======== Record extracts
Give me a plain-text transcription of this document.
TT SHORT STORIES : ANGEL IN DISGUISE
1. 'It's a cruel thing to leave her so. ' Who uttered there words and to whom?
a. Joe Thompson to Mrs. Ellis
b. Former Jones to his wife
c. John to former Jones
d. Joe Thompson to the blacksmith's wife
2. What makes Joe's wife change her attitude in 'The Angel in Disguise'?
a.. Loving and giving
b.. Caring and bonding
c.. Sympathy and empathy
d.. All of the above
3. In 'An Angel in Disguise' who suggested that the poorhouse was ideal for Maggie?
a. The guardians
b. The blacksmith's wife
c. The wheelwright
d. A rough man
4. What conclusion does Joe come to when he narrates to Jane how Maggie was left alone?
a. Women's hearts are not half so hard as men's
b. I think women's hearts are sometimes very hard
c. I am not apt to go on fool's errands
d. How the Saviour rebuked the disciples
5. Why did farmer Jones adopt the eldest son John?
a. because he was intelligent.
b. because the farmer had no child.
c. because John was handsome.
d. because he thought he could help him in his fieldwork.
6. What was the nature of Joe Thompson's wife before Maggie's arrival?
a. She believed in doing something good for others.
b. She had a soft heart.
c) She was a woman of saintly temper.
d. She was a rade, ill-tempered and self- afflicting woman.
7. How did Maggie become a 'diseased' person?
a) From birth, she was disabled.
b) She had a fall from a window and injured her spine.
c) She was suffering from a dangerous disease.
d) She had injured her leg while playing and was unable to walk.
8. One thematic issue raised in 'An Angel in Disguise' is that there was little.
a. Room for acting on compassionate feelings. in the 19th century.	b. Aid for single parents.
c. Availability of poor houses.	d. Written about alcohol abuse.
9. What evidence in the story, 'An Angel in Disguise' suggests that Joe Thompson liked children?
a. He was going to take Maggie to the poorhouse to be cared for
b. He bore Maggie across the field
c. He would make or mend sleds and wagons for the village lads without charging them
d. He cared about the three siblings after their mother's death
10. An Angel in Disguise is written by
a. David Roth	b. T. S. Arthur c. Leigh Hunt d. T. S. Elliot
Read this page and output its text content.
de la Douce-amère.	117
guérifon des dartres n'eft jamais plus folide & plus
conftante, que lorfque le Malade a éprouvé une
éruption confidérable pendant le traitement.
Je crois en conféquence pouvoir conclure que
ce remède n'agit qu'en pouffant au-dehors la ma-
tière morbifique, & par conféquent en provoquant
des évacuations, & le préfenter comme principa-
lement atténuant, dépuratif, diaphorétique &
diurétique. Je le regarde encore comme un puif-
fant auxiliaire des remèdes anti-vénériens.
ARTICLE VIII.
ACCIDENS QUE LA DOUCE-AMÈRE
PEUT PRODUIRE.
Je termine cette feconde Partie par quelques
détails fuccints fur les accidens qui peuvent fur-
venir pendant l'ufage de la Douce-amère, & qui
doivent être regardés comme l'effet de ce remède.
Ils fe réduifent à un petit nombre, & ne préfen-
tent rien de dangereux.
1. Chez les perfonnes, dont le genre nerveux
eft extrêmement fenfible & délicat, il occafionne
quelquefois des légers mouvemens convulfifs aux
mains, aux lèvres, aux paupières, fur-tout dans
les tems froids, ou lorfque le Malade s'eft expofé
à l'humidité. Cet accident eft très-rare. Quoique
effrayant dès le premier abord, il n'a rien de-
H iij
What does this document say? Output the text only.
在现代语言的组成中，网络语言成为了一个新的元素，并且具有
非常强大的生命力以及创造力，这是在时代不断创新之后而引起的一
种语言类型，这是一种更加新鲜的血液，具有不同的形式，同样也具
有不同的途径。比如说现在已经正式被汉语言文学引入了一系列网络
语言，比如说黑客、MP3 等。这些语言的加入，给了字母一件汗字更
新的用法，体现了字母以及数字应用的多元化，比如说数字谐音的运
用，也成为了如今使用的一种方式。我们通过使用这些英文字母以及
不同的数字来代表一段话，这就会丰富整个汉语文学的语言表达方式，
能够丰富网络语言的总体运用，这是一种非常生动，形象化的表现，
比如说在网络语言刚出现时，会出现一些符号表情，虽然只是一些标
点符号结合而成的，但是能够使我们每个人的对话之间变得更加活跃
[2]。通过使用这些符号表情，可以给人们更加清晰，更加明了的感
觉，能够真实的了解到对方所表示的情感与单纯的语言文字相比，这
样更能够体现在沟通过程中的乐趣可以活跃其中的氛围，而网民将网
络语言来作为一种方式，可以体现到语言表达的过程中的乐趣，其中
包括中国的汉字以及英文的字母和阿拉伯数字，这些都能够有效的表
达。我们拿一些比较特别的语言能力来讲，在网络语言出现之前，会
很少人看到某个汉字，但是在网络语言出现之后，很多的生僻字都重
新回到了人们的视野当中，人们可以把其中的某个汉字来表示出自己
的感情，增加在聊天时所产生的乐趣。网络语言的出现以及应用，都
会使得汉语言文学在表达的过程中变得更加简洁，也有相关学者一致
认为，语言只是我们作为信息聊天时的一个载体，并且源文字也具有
================
→ Exercise:
Give the entries once more, exactly as they appear.

→ Exercise solution:
Give me a plain-text transcription of this document.
TT SHORT STORIES : ANGEL IN DISGUISE
1. 'It's a cruel thing to leave her so. ' Who uttered there words and to whom?
a. Joe Thompson to Mrs. Ellis
b. Former Jones to his wife
c. John to former Jones
d. Joe Thompson to the blacksmith's wife
2. What makes Joe's wife change her attitude in 'The Angel in Disguise'?
a.. Loving and giving
b.. Caring and bonding
c.. Sympathy and empathy
d.. All of the above
3. In 'An Angel in Disguise' who suggested that the poorhouse was ideal for Maggie?
a. The guardians
b. The blacksmith's wife
c. The wheelwright
d. A rough man
4. What conclusion does Joe come to when he narrates to Jane how Maggie was left alone?
a. Women's hearts are not half so hard as men's
b. I think women's hearts are sometimes very hard
c. I am not apt to go on fool's errands
d. How the Saviour rebuked the disciples
5. Why did farmer Jones adopt the eldest son John?
a. because he was intelligent.
b. because the farmer had no child.
c. because John was handsome.
d. because he thought he could help him in his fieldwork.
6. What was the nature of Joe Thompson's wife before Maggie's arrival?
a. She believed in doing something good for others.
b. She had a soft heart.
c) She was a woman of saintly temper.
d. She was a rade, ill-tempered and self- afflicting woman.
7. How did Maggie become a 'diseased' person?
a) From birth, she was disabled.
b) She had a fall from a window and injured her spine.
c) She was suffering from a dangerous disease.
d) She had injured her leg while playing and was unable to walk.
8. One thematic issue raised in 'An Angel in Disguise' is that there was little.
a. Room for acting on compassionate feelings. in the 19th century.	b. Aid for single parents.
c. Availability of poor houses.	d. Written about alcohol abuse.
9. What evidence in the story, 'An Angel in Disguise' suggests that Joe Thompson liked children?
a. He was going to take Maggie to the poorhouse to be cared for
b. He bore Maggie across the field
c. He would make or mend sleds and wagons for the village lads without charging them
d. He cared about the three siblings after their mother's death
10. An Angel in Disguise is written by
a. David Roth	b. T. S. Arthur c. Leigh Hunt d. T. S. Elliot
Read this page and output its text content.
de la Douce-amère.	117
guérifon des dartres n'eft jamais plus folide & plus
conftante, que lorfque le Malade a éprouvé une
éruption confidérable pendant le traitement.
Je crois en conféquence pouvoir conclure que
ce remède n'agit qu'en pouffant au-dehors la ma-
tière morbifique, & par conféquent en provoquant
des évacuations, & le préfenter comme principa-
lement atténuant, dépuratif, diaphorétique &
diurétique. Je le regarde encore comme un puif-
fant auxiliaire des remèdes anti-vénériens.
ARTICLE VIII.
ACCIDENS QUE LA DOUCE-AMÈRE
PEUT PRODUIRE.
Je termine cette feconde Partie par quelques
détails fuccints fur les accidens qui peuvent fur-
venir pendant l'ufage de la Douce-amère, & qui
doivent être regardés comme l'effet de ce remède.
Ils fe réduifent à un petit nombre, & ne préfen-
tent rien de dangereux.
1. Chez les perfonnes, dont le genre nerveux
eft extrêmement fenfible & délicat, il occafionne
quelquefois des légers mouvemens convulfifs aux
mains, aux lèvres, aux paupières, fur-tout dans
les tems froids, ou lorfque le Malade s'eft expofé
à l'humidité. Cet accident eft très-rare. Quoique
effrayant dès le premier abord, il n'a rien de-
H iij
What does this document say? Output the text only.
在现代语言的组成中，网络语言成为了一个新的元素，并且具有
非常强大的生命力以及创造力，这是在时代不断创新之后而引起的一
种语言类型，这是一种更加新鲜的血液，具有不同的形式，同样也具
有不同的途径。比如说现在已经正式被汉语言文学引入了一系列网络
语言，比如说黑客、MP3 等。这些语言的加入，给了字母一件汗字更
新的用法，体现了字母以及数字应用的多元化，比如说数字谐音的运
用，也成为了如今使用的一种方式。我们通过使用这些英文字母以及
不同的数字来代表一段话，这就会丰富整个汉语文学的语言表达方式，
能够丰富网络语言的总体运用，这是一种非常生动，形象化的表现，
比如说在网络语言刚出现时，会出现一些符号表情，虽然只是一些标
点符号结合而成的，但是能够使我们每个人的对话之间变得更加活跃
[2]。通过使用这些符号表情，可以给人们更加清晰，更加明了的感
觉，能够真实的了解到对方所表示的情感与单纯的语言文字相比，这
样更能够体现在沟通过程中的乐趣可以活跃其中的氛围，而网民将网
络语言来作为一种方式，可以体现到语言表达的过程中的乐趣，其中
包括中国的汉字以及英文的字母和阿拉伯数字，这些都能够有效的表
达。我们拿一些比较特别的语言能力来讲，在网络语言出现之前，会
很少人看到某个汉字，但是在网络语言出现之后，很多的生僻字都重
新回到了人们的视野当中，人们可以把其中的某个汉字来表示出自己
的感情，增加在聊天时所产生的乐趣。网络语言的出现以及应用，都
会使得汉语言文学在表达的过程中变得更加简洁，也有相关学者一致
认为，语言只是我们作为信息聊天时的一个载体，并且源文字也具有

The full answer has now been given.